**What to work on:** Leaving out every picture, quote the data below exactly as it appears.

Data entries

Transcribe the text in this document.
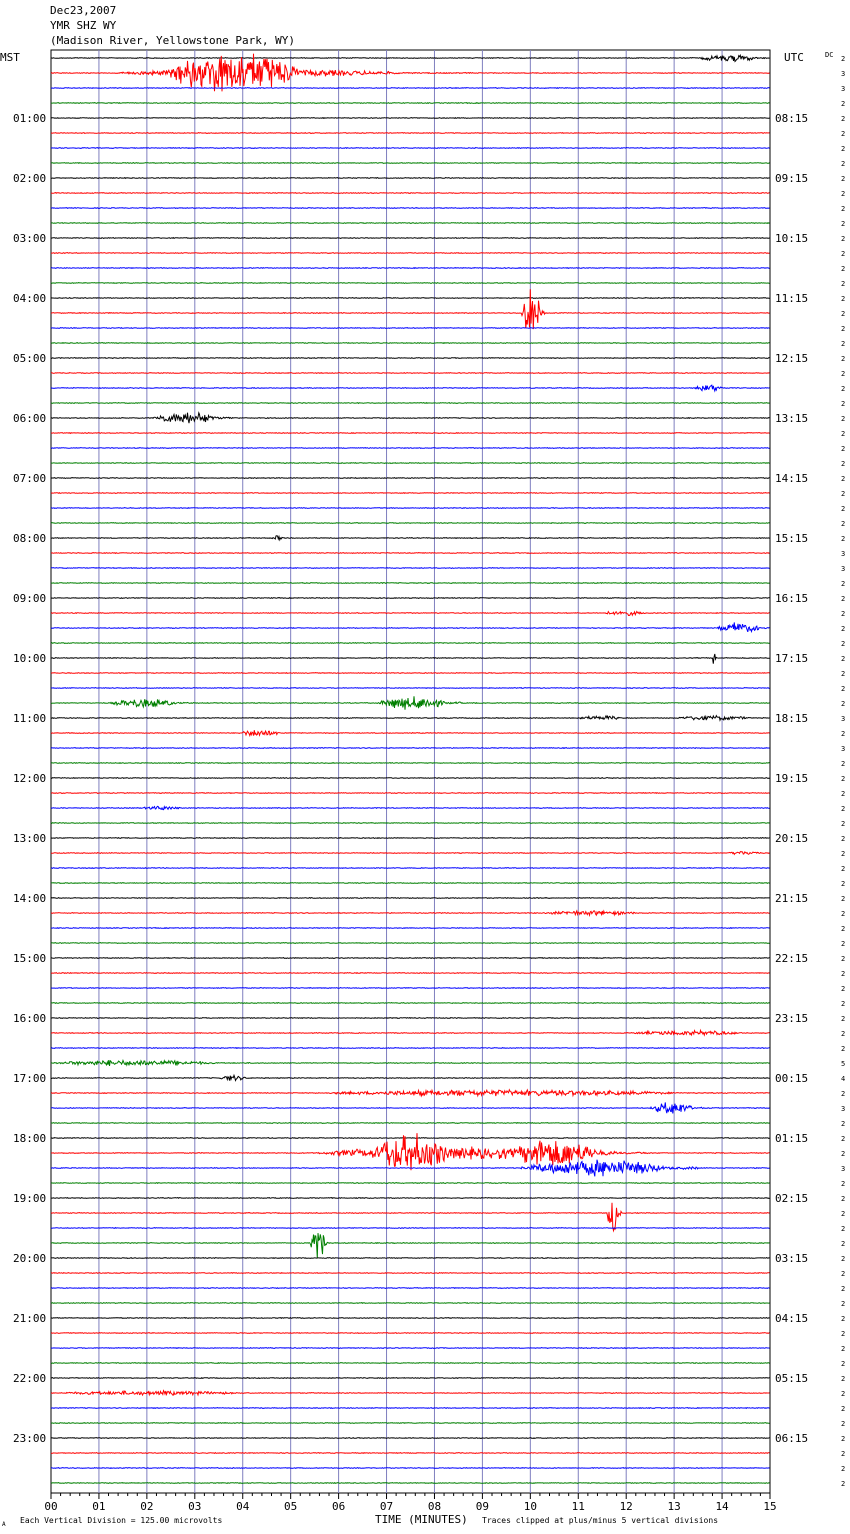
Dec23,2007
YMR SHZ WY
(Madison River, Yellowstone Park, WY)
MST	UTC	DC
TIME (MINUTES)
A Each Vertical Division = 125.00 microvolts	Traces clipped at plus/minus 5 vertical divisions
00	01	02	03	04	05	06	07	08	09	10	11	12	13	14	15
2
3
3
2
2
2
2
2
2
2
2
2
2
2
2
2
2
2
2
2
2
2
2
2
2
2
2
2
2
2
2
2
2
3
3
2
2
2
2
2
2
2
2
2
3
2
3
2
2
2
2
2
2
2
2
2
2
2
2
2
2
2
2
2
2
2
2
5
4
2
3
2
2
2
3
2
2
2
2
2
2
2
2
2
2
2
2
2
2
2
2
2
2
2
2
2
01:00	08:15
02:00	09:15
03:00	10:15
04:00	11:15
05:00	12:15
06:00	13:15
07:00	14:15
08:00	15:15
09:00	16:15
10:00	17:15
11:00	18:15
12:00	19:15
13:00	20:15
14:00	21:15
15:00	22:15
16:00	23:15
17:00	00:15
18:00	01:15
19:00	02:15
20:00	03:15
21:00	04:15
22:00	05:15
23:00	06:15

**Answer:**
Transcribe the text in this document.
Dec23,2007
YMR SHZ WY
(Madison River, Yellowstone Park, WY)
MST	UTC	DC
TIME (MINUTES)
A Each Vertical Division = 125.00 microvolts	Traces clipped at plus/minus 5 vertical divisions
00	01	02	03	04	05	06	07	08	09	10	11	12	13	14	15
2
3
3
2
2
2
2
2
2
2
2
2
2
2
2
2
2
2
2
2
2
2
2
2
2
2
2
2
2
2
2
2
2
3
3
2
2
2
2
2
2
2
2
2
3
2
3
2
2
2
2
2
2
2
2
2
2
2
2
2
2
2
2
2
2
2
2
5
4
2
3
2
2
2
3
2
2
2
2
2
2
2
2
2
2
2
2
2
2
2
2
2
2
2
2
2
01:00	08:15
02:00	09:15
03:00	10:15
04:00	11:15
05:00	12:15
06:00	13:15
07:00	14:15
08:00	15:15
09:00	16:15
10:00	17:15
11:00	18:15
12:00	19:15
13:00	20:15
14:00	21:15
15:00	22:15
16:00	23:15
17:00	00:15
18:00	01:15
19:00	02:15
20:00	03:15
21:00	04:15
22:00	05:15
23:00	06:15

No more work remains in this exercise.